> Exercise instructions
Collect every line in the records below that contains the word "Barney".

--- Begin The input ---

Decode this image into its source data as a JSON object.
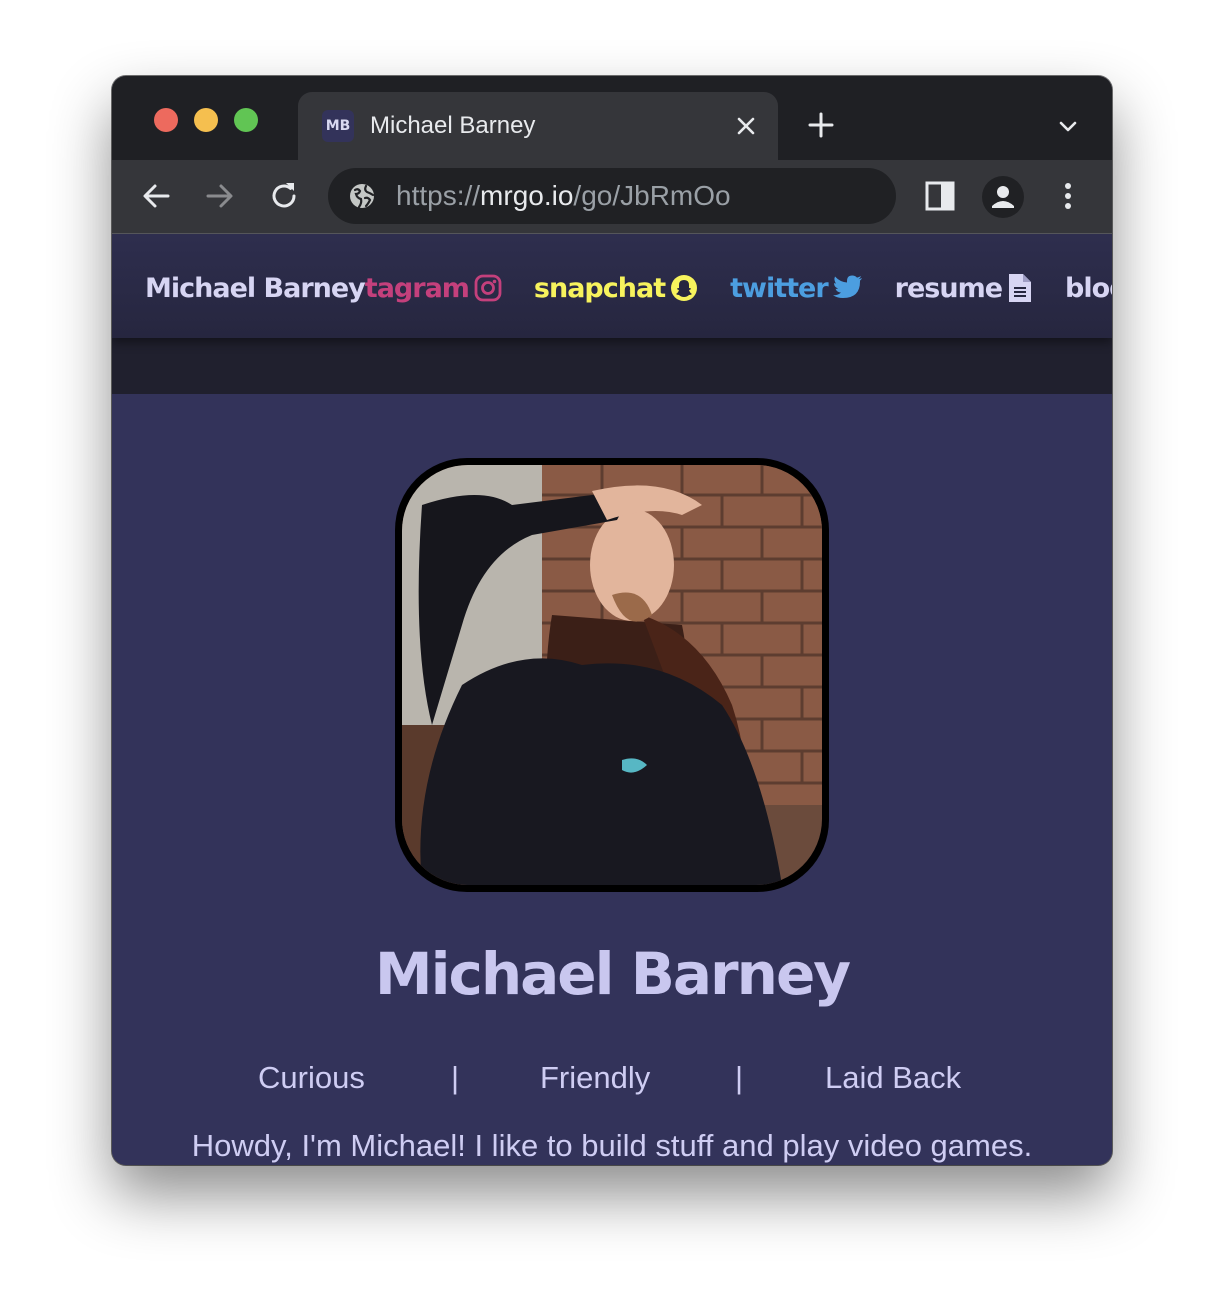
{
  "browser": {
    "tab": {
      "favicon_text": "MB",
      "title": "Michael Barney"
    },
    "omnibox": {
      "scheme": "https://",
      "host": "mrgo.io",
      "path": "/go/JbRmOo"
    },
    "icons": [
      "back-arrow-icon",
      "forward-arrow-icon",
      "reload-icon",
      "globe-icon",
      "side-panel-icon",
      "profile-icon",
      "kebab-menu-icon",
      "close-icon",
      "plus-icon",
      "chevron-down-icon"
    ]
  },
  "nav": {
    "brand": "Michael Barney",
    "links": [
      {
        "label": "tagram",
        "icon": "instagram-icon",
        "color": "#c4407c"
      },
      {
        "label": "snapchat",
        "icon": "snapchat-icon",
        "color": "#f7f35d"
      },
      {
        "label": "twitter",
        "icon": "twitter-icon",
        "color": "#4c9ee0"
      },
      {
        "label": "resume",
        "icon": "document-icon",
        "color": "#d7d5f3"
      },
      {
        "label": "blog",
        "icon": "rss-icon",
        "color": "#d7d5f3"
      }
    ]
  },
  "profile": {
    "photo_alt": "Michael Barney",
    "name": "Michael Barney",
    "traits": [
      "Curious",
      "|",
      "Friendly",
      "|",
      "Laid Back"
    ],
    "intro": "Howdy, I'm Michael! I like to build stuff and play video games."
  },
  "colors": {
    "page_bg": "#33335a",
    "navbar_bg": "#2a2a46",
    "text": "#cfcdf3",
    "accent_instagram": "#c4407c",
    "accent_snapchat": "#f7f35d",
    "accent_twitter": "#4c9ee0"
  }
}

--- End The input ---

> Solution to this problem
      "title": "Michael Barney"
    "brand": "Michael Barney",
    "photo_alt": "Michael Barney",
    "name": "Michael Barney",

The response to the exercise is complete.